**What to work on**: From the listing below, select every line where the word "zrušení" appears.

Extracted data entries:
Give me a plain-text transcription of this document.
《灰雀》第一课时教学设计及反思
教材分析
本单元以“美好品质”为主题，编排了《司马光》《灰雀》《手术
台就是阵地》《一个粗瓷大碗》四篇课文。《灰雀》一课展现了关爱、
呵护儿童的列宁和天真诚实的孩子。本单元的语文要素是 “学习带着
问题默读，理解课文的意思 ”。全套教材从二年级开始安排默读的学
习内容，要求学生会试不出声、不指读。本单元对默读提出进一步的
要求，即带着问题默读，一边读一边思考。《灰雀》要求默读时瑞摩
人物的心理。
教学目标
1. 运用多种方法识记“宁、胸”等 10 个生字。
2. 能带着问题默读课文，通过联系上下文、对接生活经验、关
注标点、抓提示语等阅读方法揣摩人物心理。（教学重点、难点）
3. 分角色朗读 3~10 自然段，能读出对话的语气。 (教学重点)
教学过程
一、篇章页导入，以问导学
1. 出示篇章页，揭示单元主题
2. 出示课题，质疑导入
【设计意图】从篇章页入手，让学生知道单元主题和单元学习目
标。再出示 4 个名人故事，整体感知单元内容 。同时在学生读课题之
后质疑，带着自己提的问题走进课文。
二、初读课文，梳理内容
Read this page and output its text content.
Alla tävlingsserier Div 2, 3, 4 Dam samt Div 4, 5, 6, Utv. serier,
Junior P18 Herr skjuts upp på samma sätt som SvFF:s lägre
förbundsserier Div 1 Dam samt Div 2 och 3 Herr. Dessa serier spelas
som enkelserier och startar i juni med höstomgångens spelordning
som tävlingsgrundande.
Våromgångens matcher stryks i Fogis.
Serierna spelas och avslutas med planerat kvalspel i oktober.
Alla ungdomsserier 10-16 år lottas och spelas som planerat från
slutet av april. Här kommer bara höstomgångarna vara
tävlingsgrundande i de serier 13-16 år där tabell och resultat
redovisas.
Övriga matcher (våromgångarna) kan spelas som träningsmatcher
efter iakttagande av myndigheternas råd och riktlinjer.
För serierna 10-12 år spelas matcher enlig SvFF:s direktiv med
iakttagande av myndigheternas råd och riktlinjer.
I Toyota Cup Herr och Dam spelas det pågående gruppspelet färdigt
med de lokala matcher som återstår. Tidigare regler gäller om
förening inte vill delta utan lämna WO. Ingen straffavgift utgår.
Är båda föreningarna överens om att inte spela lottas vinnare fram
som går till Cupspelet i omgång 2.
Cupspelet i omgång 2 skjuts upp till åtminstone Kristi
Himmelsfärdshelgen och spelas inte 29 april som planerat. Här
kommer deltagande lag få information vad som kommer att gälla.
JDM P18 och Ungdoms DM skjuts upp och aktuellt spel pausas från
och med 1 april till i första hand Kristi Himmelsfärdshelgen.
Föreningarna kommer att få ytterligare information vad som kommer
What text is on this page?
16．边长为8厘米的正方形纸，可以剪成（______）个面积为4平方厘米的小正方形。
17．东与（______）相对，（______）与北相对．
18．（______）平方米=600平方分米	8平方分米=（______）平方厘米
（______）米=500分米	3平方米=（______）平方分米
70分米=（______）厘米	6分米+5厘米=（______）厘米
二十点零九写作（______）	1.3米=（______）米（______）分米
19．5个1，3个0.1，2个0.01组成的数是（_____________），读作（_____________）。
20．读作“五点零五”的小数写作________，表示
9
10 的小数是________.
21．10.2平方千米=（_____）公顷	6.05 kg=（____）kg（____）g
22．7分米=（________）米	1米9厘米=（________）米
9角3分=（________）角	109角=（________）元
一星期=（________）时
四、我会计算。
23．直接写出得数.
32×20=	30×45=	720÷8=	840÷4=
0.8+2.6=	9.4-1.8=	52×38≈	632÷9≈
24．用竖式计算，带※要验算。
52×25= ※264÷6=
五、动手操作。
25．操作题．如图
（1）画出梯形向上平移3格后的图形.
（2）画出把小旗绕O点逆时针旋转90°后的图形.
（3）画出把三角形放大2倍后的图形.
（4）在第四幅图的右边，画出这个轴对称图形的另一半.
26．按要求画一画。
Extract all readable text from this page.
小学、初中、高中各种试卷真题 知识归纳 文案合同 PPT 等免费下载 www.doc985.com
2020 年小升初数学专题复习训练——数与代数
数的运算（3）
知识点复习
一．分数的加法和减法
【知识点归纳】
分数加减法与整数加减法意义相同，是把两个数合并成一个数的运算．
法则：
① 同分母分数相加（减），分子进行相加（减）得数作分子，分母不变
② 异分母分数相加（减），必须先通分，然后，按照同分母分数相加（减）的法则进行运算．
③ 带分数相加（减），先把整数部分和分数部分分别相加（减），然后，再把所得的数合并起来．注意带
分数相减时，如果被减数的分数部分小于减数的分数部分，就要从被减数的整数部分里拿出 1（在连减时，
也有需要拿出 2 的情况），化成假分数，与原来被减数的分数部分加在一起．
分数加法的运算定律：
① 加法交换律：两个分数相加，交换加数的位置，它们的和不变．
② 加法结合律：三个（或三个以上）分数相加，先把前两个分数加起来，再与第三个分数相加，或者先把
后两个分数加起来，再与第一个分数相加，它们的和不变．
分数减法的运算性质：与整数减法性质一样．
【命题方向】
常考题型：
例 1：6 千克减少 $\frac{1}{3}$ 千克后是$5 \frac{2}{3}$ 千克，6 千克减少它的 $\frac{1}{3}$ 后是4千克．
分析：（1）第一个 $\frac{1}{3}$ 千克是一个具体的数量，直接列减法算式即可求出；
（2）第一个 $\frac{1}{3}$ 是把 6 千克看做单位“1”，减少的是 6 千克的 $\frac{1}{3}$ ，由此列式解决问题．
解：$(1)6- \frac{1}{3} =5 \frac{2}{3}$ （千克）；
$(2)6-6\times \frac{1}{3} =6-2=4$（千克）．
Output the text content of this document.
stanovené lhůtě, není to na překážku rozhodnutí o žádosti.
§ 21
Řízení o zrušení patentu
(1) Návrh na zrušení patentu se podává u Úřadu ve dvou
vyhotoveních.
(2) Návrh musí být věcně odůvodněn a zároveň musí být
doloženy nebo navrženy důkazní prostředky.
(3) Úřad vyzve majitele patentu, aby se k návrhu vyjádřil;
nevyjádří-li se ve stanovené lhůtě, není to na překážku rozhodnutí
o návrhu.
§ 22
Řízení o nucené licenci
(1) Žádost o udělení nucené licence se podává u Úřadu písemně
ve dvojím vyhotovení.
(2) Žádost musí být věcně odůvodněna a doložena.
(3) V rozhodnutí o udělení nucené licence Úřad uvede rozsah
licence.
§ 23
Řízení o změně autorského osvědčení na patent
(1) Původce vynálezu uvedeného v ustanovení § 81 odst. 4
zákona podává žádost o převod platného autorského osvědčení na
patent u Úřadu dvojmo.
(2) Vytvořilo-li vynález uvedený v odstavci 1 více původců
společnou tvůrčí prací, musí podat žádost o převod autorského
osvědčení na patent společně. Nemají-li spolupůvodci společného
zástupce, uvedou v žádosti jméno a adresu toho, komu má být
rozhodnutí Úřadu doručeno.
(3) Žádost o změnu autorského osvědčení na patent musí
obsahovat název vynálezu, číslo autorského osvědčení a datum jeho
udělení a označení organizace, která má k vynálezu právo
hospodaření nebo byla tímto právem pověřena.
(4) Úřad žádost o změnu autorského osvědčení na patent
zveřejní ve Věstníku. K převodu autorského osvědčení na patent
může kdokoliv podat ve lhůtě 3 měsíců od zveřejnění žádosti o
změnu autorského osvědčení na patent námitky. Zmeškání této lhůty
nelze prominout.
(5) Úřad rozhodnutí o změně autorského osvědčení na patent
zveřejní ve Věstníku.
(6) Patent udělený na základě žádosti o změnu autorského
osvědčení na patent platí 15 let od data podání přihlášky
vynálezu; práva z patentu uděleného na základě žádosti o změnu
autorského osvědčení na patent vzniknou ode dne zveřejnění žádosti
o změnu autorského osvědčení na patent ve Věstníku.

**Response for this exercise**:
Řízení o zrušení patentu
(1) Návrh na zrušení patentu se podává u Úřadu ve dvou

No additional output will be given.